Saved entries:
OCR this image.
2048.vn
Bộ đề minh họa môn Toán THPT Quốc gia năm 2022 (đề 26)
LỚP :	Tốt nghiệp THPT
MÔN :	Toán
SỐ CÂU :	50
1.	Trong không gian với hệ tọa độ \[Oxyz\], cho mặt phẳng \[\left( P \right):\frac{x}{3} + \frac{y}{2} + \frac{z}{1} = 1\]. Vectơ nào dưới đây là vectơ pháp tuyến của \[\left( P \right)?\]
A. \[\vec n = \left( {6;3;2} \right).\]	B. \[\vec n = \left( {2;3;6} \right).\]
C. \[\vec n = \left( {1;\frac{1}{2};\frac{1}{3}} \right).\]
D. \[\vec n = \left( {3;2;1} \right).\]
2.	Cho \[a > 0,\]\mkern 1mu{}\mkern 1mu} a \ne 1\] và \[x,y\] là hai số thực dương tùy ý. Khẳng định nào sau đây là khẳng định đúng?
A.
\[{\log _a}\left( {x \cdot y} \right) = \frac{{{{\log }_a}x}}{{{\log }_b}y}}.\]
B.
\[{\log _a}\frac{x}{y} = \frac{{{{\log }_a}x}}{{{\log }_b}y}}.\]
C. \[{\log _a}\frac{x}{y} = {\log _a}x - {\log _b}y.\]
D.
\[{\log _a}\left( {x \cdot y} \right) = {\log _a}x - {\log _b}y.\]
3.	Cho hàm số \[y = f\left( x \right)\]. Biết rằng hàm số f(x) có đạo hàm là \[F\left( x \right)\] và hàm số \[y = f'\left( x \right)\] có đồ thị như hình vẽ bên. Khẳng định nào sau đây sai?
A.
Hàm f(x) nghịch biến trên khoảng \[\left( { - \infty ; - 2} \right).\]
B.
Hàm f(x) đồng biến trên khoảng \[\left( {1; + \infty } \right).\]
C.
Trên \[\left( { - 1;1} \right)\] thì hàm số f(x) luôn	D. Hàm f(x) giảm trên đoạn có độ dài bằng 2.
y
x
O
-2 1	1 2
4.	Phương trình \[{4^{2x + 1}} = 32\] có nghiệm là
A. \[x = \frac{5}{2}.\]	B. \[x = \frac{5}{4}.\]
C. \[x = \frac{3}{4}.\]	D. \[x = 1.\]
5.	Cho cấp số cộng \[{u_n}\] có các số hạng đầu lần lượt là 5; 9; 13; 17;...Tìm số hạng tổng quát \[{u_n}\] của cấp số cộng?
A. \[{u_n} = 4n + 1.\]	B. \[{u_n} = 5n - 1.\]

...

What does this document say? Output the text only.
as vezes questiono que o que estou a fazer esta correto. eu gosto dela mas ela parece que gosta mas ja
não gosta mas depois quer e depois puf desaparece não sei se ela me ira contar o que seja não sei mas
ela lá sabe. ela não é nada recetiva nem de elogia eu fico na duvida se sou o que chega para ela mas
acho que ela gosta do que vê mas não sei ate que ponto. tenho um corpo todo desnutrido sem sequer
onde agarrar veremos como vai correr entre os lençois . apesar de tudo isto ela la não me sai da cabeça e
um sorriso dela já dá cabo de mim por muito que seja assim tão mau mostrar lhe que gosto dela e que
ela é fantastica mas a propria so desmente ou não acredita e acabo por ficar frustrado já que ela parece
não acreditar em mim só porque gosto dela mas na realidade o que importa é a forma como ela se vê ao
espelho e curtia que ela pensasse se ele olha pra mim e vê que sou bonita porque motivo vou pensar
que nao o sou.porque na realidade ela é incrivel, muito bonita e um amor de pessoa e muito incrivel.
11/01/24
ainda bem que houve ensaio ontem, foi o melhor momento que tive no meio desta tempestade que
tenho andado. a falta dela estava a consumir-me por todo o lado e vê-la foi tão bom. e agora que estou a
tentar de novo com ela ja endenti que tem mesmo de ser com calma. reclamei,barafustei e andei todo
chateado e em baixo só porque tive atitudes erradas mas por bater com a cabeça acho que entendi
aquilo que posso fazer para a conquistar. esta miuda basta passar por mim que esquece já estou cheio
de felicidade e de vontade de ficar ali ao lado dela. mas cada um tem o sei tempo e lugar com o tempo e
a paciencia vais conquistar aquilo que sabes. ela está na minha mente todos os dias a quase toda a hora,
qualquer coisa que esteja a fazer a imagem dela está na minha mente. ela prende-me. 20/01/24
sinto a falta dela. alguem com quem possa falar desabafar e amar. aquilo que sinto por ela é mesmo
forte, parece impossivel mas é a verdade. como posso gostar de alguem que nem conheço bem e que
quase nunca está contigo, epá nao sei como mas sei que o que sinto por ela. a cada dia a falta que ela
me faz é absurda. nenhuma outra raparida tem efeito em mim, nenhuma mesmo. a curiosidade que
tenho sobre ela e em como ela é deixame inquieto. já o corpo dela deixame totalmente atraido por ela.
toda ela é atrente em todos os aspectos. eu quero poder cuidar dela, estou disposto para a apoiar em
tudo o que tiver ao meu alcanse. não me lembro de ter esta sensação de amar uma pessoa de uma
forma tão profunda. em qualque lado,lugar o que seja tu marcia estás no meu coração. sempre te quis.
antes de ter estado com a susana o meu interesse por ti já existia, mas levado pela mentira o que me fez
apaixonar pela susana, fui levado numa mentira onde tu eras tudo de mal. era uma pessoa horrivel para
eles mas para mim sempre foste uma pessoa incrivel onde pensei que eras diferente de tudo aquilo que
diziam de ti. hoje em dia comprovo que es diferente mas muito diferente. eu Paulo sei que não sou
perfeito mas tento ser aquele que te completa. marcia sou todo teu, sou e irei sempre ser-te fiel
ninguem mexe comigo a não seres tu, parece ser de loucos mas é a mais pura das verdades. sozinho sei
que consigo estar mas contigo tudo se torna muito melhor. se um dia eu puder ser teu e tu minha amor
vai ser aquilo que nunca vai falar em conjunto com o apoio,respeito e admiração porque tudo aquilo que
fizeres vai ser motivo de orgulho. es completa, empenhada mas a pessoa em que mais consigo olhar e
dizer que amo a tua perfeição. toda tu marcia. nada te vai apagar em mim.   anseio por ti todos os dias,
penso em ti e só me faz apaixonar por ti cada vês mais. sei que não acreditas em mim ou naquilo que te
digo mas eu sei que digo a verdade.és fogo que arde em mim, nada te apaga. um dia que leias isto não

--

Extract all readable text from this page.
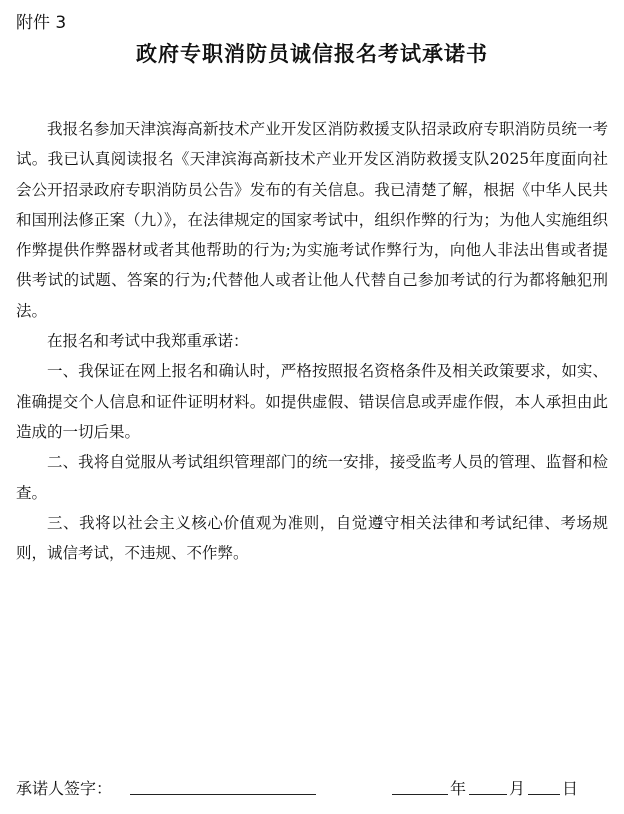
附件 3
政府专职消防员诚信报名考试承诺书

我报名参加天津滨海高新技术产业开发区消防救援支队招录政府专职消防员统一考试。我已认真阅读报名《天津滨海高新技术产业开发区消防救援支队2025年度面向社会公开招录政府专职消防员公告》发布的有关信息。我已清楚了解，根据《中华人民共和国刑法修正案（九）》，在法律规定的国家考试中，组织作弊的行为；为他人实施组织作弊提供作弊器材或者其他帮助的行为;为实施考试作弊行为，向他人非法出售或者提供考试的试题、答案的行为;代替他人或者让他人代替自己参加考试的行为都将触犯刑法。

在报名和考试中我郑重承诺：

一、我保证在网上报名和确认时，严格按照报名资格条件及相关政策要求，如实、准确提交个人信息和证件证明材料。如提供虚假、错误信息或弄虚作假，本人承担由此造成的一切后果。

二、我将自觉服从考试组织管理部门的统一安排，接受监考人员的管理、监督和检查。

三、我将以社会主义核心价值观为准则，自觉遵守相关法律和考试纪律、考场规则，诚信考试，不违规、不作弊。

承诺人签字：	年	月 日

Instruction:
Filter the entries down to the lines with the word "levado" in them.

Answer to this problem:
antes de ter estado com a susana o meu interesse por ti já existia, mas levado pela mentira o que me fez
apaixonar pela susana, fui levado numa mentira onde tu eras tudo de mal. era uma pessoa horrivel para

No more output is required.